--- start of Dataset ---

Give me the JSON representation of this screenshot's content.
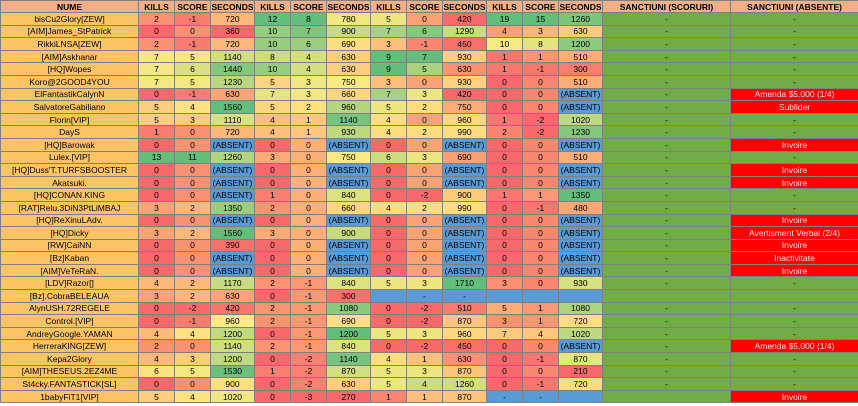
{
  "table": {
    "header": [
      "NUME",
      "KILLS",
      "SCORE",
      "SECONDS",
      "KILLS",
      "SCORE",
      "SECONDS",
      "KILLS",
      "SCORE",
      "SECONDS",
      "KILLS",
      "SCORE",
      "SECONDS",
      "SANCTIUNI (SCORURI)",
      "SANCTIUNI (ABSENTE)"
    ],
    "rows": [
      [
        "bisCu2Glory[ZEW]",
        2,
        -1,
        720,
        12,
        8,
        780,
        5,
        0,
        420,
        19,
        15,
        1260,
        "-",
        "-"
      ],
      [
        "[AIM]James_StPatrick",
        0,
        0,
        360,
        10,
        7,
        900,
        7,
        6,
        1290,
        4,
        3,
        630,
        "-",
        "-"
      ],
      [
        "RikkiLNSA[ZEW]",
        2,
        -1,
        720,
        10,
        6,
        690,
        3,
        -1,
        450,
        10,
        8,
        1200,
        "-",
        "-"
      ],
      [
        "[AIM]Askhanar",
        7,
        5,
        1140,
        8,
        4,
        630,
        9,
        7,
        930,
        1,
        1,
        510,
        "-",
        "-"
      ],
      [
        "[HQ]Wopes",
        7,
        6,
        1440,
        10,
        4,
        630,
        9,
        5,
        630,
        1,
        -1,
        300,
        "-",
        "-"
      ],
      [
        "Koro@2GOOD4YOU",
        7,
        5,
        1230,
        5,
        3,
        750,
        3,
        0,
        930,
        0,
        0,
        510,
        "-",
        "-"
      ],
      [
        "ElFantastikCalynN",
        0,
        -1,
        630,
        7,
        3,
        660,
        7,
        3,
        420,
        0,
        0,
        "(ABSENT)",
        "-",
        "Amenda $5,000 (1/4)"
      ],
      [
        "SalvatoreGabiliano",
        5,
        4,
        1560,
        5,
        2,
        960,
        5,
        2,
        750,
        0,
        0,
        "(ABSENT)",
        "-",
        "Sublider"
      ],
      [
        "Florin[VIP]",
        5,
        3,
        1110,
        4,
        1,
        1140,
        4,
        0,
        960,
        1,
        -2,
        1020,
        "-",
        "-"
      ],
      [
        "DayS",
        1,
        0,
        720,
        4,
        1,
        930,
        4,
        2,
        990,
        2,
        -2,
        1230,
        "-",
        "-"
      ],
      [
        "[HQ]Barowak",
        0,
        0,
        "(ABSENT)",
        0,
        0,
        "(ABSENT)",
        0,
        0,
        "(ABSENT)",
        0,
        0,
        "(ABSENT)",
        "-",
        "Invoire"
      ],
      [
        "Lulex.[VIP]",
        13,
        11,
        1260,
        3,
        0,
        750,
        6,
        3,
        690,
        0,
        0,
        510,
        "-",
        "-"
      ],
      [
        "[HQ]Duss'T.TURFSBOOSTER",
        0,
        0,
        "(ABSENT)",
        0,
        0,
        "(ABSENT)",
        0,
        0,
        "(ABSENT)",
        0,
        0,
        "(ABSENT)",
        "-",
        "Invoire"
      ],
      [
        "Akatsuki.",
        0,
        0,
        "(ABSENT)",
        0,
        0,
        "(ABSENT)",
        0,
        0,
        "(ABSENT)",
        0,
        0,
        "(ABSENT)",
        "-",
        "Invoire"
      ],
      [
        "[HQ]CONAN.KING",
        0,
        0,
        "(ABSENT)",
        1,
        0,
        840,
        0,
        -2,
        900,
        1,
        1,
        1350,
        "-",
        "-"
      ],
      [
        "[RAT]Relu.3DiN3PtLiMBAJ",
        3,
        2,
        1350,
        2,
        0,
        660,
        4,
        2,
        990,
        0,
        -1,
        480,
        "-",
        "-"
      ],
      [
        "[HQ]ReXinuLAdv.",
        0,
        0,
        "(ABSENT)",
        0,
        0,
        "(ABSENT)",
        0,
        0,
        "(ABSENT)",
        0,
        0,
        "(ABSENT)",
        "-",
        "Invoire"
      ],
      [
        "[HQ]Dicky",
        3,
        2,
        1560,
        3,
        0,
        900,
        0,
        0,
        "(ABSENT)",
        0,
        0,
        "(ABSENT)",
        "-",
        "Avertisment Verbal (2/4)"
      ],
      [
        "[RW]CaiNN",
        0,
        0,
        390,
        0,
        0,
        "(ABSENT)",
        0,
        0,
        "(ABSENT)",
        0,
        0,
        "(ABSENT)",
        "-",
        "Invoire"
      ],
      [
        "[Bz]Kaban",
        0,
        0,
        "(ABSENT)",
        0,
        0,
        "(ABSENT)",
        0,
        0,
        "(ABSENT)",
        0,
        0,
        "(ABSENT)",
        "-",
        "Inactivitate"
      ],
      [
        "[AIM]VeTeRaN.",
        0,
        0,
        "(ABSENT)",
        0,
        0,
        "(ABSENT)",
        0,
        0,
        "(ABSENT)",
        0,
        0,
        "(ABSENT)",
        "-",
        "Invoire"
      ],
      [
        "[LDV]Razor[]",
        4,
        2,
        1170,
        2,
        -1,
        840,
        5,
        3,
        1710,
        3,
        0,
        930,
        "-",
        "-"
      ],
      [
        "[Bz].CobraBELEAUA",
        3,
        2,
        630,
        0,
        -1,
        300,
        null,
        "-",
        "-",
        null,
        null,
        null,
        null,
        null
      ],
      [
        "AlynUSH.72REGELE",
        0,
        -2,
        420,
        2,
        -1,
        1080,
        0,
        -2,
        510,
        5,
        1,
        1080,
        "-",
        "-"
      ],
      [
        "Control.[VIP]",
        0,
        -1,
        960,
        2,
        -1,
        690,
        0,
        -2,
        870,
        3,
        1,
        720,
        "-",
        "-"
      ],
      [
        "AndreyGoogle.YAMAN",
        4,
        4,
        1200,
        0,
        -1,
        1200,
        5,
        3,
        960,
        7,
        4,
        1020,
        "-",
        "-"
      ],
      [
        "HerreraKING[ZEW]",
        2,
        0,
        1140,
        2,
        -1,
        840,
        0,
        -2,
        450,
        0,
        0,
        "(ABSENT)",
        "-",
        "Amenda $5,000 (1/4)"
      ],
      [
        "Kepa2Glory",
        4,
        3,
        1200,
        0,
        -2,
        1140,
        4,
        1,
        630,
        0,
        -1,
        870,
        "-",
        "-"
      ],
      [
        "[AIM]THESEUS.2EZ4ME",
        6,
        5,
        1530,
        1,
        -2,
        870,
        5,
        3,
        870,
        0,
        0,
        210,
        "-",
        "-"
      ],
      [
        "St4cky.FANTASTICK[SL]",
        0,
        0,
        900,
        0,
        -2,
        630,
        5,
        4,
        1260,
        0,
        -1,
        720,
        "-",
        "-"
      ],
      [
        "1babyFiT1[VIP]",
        5,
        4,
        1020,
        0,
        -3,
        270,
        1,
        1,
        870,
        "-",
        "-",
        null,
        null,
        "Invoire"
      ]
    ]
  }
}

--- end of Dataset ---

* **Challenge**: Copy the material shown above in full and exactly. Skip the pictures.

* **Answer to the exercise**:
Give me the JSON representation of this screenshot's content.
{
  "table": {
    "header": [
      "NUME",
      "KILLS",
      "SCORE",
      "SECONDS",
      "KILLS",
      "SCORE",
      "SECONDS",
      "KILLS",
      "SCORE",
      "SECONDS",
      "KILLS",
      "SCORE",
      "SECONDS",
      "SANCTIUNI (SCORURI)",
      "SANCTIUNI (ABSENTE)"
    ],
    "rows": [
      [
        "bisCu2Glory[ZEW]",
        2,
        -1,
        720,
        12,
        8,
        780,
        5,
        0,
        420,
        19,
        15,
        1260,
        "-",
        "-"
      ],
      [
        "[AIM]James_StPatrick",
        0,
        0,
        360,
        10,
        7,
        900,
        7,
        6,
        1290,
        4,
        3,
        630,
        "-",
        "-"
      ],
      [
        "RikkiLNSA[ZEW]",
        2,
        -1,
        720,
        10,
        6,
        690,
        3,
        -1,
        450,
        10,
        8,
        1200,
        "-",
        "-"
      ],
      [
        "[AIM]Askhanar",
        7,
        5,
        1140,
        8,
        4,
        630,
        9,
        7,
        930,
        1,
        1,
        510,
        "-",
        "-"
      ],
      [
        "[HQ]Wopes",
        7,
        6,
        1440,
        10,
        4,
        630,
        9,
        5,
        630,
        1,
        -1,
        300,
        "-",
        "-"
      ],
      [
        "Koro@2GOOD4YOU",
        7,
        5,
        1230,
        5,
        3,
        750,
        3,
        0,
        930,
        0,
        0,
        510,
        "-",
        "-"
      ],
      [
        "ElFantastikCalynN",
        0,
        -1,
        630,
        7,
        3,
        660,
        7,
        3,
        420,
        0,
        0,
        "(ABSENT)",
        "-",
        "Amenda $5,000 (1/4)"
      ],
      [
        "SalvatoreGabiliano",
        5,
        4,
        1560,
        5,
        2,
        960,
        5,
        2,
        750,
        0,
        0,
        "(ABSENT)",
        "-",
        "Sublider"
      ],
      [
        "Florin[VIP]",
        5,
        3,
        1110,
        4,
        1,
        1140,
        4,
        0,
        960,
        1,
        -2,
        1020,
        "-",
        "-"
      ],
      [
        "DayS",
        1,
        0,
        720,
        4,
        1,
        930,
        4,
        2,
        990,
        2,
        -2,
        1230,
        "-",
        "-"
      ],
      [
        "[HQ]Barowak",
        0,
        0,
        "(ABSENT)",
        0,
        0,
        "(ABSENT)",
        0,
        0,
        "(ABSENT)",
        0,
        0,
        "(ABSENT)",
        "-",
        "Invoire"
      ],
      [
        "Lulex.[VIP]",
        13,
        11,
        1260,
        3,
        0,
        750,
        6,
        3,
        690,
        0,
        0,
        510,
        "-",
        "-"
      ],
      [
        "[HQ]Duss'T.TURFSBOOSTER",
        0,
        0,
        "(ABSENT)",
        0,
        0,
        "(ABSENT)",
        0,
        0,
        "(ABSENT)",
        0,
        0,
        "(ABSENT)",
        "-",
        "Invoire"
      ],
      [
        "Akatsuki.",
        0,
        0,
        "(ABSENT)",
        0,
        0,
        "(ABSENT)",
        0,
        0,
        "(ABSENT)",
        0,
        0,
        "(ABSENT)",
        "-",
        "Invoire"
      ],
      [
        "[HQ]CONAN.KING",
        0,
        0,
        "(ABSENT)",
        1,
        0,
        840,
        0,
        -2,
        900,
        1,
        1,
        1350,
        "-",
        "-"
      ],
      [
        "[RAT]Relu.3DiN3PtLiMBAJ",
        3,
        2,
        1350,
        2,
        0,
        660,
        4,
        2,
        990,
        0,
        -1,
        480,
        "-",
        "-"
      ],
      [
        "[HQ]ReXinuLAdv.",
        0,
        0,
        "(ABSENT)",
        0,
        0,
        "(ABSENT)",
        0,
        0,
        "(ABSENT)",
        0,
        0,
        "(ABSENT)",
        "-",
        "Invoire"
      ],
      [
        "[HQ]Dicky",
        3,
        2,
        1560,
        3,
        0,
        900,
        0,
        0,
        "(ABSENT)",
        0,
        0,
        "(ABSENT)",
        "-",
        "Avertisment Verbal (2/4)"
      ],
      [
        "[RW]CaiNN",
        0,
        0,
        390,
        0,
        0,
        "(ABSENT)",
        0,
        0,
        "(ABSENT)",
        0,
        0,
        "(ABSENT)",
        "-",
        "Invoire"
      ],
      [
        "[Bz]Kaban",
        0,
        0,
        "(ABSENT)",
        0,
        0,
        "(ABSENT)",
        0,
        0,
        "(ABSENT)",
        0,
        0,
        "(ABSENT)",
        "-",
        "Inactivitate"
      ],
      [
        "[AIM]VeTeRaN.",
        0,
        0,
        "(ABSENT)",
        0,
        0,
        "(ABSENT)",
        0,
        0,
        "(ABSENT)",
        0,
        0,
        "(ABSENT)",
        "-",
        "Invoire"
      ],
      [
        "[LDV]Razor[]",
        4,
        2,
        1170,
        2,
        -1,
        840,
        5,
        3,
        1710,
        3,
        0,
        930,
        "-",
        "-"
      ],
      [
        "[Bz].CobraBELEAUA",
        3,
        2,
        630,
        0,
        -1,
        300,
        null,
        "-",
        "-",
        null,
        null,
        null,
        null,
        null
      ],
      [
        "AlynUSH.72REGELE",
        0,
        -2,
        420,
        2,
        -1,
        1080,
        0,
        -2,
        510,
        5,
        1,
        1080,
        "-",
        "-"
      ],
      [
        "Control.[VIP]",
        0,
        -1,
        960,
        2,
        -1,
        690,
        0,
        -2,
        870,
        3,
        1,
        720,
        "-",
        "-"
      ],
      [
        "AndreyGoogle.YAMAN",
        4,
        4,
        1200,
        0,
        -1,
        1200,
        5,
        3,
        960,
        7,
        4,
        1020,
        "-",
        "-"
      ],
      [
        "HerreraKING[ZEW]",
        2,
        0,
        1140,
        2,
        -1,
        840,
        0,
        -2,
        450,
        0,
        0,
        "(ABSENT)",
        "-",
        "Amenda $5,000 (1/4)"
      ],
      [
        "Kepa2Glory",
        4,
        3,
        1200,
        0,
        -2,
        1140,
        4,
        1,
        630,
        0,
        -1,
        870,
        "-",
        "-"
      ],
      [
        "[AIM]THESEUS.2EZ4ME",
        6,
        5,
        1530,
        1,
        -2,
        870,
        5,
        3,
        870,
        0,
        0,
        210,
        "-",
        "-"
      ],
      [
        "St4cky.FANTASTICK[SL]",
        0,
        0,
        900,
        0,
        -2,
        630,
        5,
        4,
        1260,
        0,
        -1,
        720,
        "-",
        "-"
      ],
      [
        "1babyFiT1[VIP]",
        5,
        4,
        1020,
        0,
        -3,
        270,
        1,
        1,
        870,
        "-",
        "-",
        null,
        null,
        "Invoire"
      ]
    ]
  }
}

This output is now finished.